▶ _EXERCISE BRIEF_
State how many lines in the listing below include the word "Curaçao", and add nothing besides the number.

========

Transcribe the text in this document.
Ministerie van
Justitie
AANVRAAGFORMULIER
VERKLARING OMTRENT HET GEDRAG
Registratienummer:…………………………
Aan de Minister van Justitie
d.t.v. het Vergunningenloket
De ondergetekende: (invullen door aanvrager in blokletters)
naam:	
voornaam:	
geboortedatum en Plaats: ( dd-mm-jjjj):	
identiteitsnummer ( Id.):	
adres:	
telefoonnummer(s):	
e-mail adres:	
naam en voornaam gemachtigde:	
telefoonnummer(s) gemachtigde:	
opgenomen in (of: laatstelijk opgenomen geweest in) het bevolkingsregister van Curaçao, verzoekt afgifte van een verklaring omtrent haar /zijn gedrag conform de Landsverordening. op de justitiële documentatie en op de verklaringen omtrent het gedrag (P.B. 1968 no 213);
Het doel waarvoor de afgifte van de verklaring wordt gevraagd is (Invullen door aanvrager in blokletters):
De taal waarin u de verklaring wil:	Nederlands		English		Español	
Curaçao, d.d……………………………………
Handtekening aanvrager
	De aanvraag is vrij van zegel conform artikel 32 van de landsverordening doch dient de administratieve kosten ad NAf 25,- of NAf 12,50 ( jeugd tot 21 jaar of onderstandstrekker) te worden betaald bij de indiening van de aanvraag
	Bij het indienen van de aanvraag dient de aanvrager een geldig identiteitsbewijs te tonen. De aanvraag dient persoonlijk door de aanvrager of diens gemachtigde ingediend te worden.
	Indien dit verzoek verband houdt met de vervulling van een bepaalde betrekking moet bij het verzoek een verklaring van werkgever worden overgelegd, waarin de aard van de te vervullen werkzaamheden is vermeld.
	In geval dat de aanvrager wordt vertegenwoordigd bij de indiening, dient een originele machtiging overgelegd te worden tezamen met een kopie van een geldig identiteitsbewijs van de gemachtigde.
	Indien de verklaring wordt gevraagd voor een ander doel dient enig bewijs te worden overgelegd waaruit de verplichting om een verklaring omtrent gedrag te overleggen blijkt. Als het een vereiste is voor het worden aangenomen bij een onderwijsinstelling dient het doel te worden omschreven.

========

▶ _SOLUTION TO THE PROBLEM_
2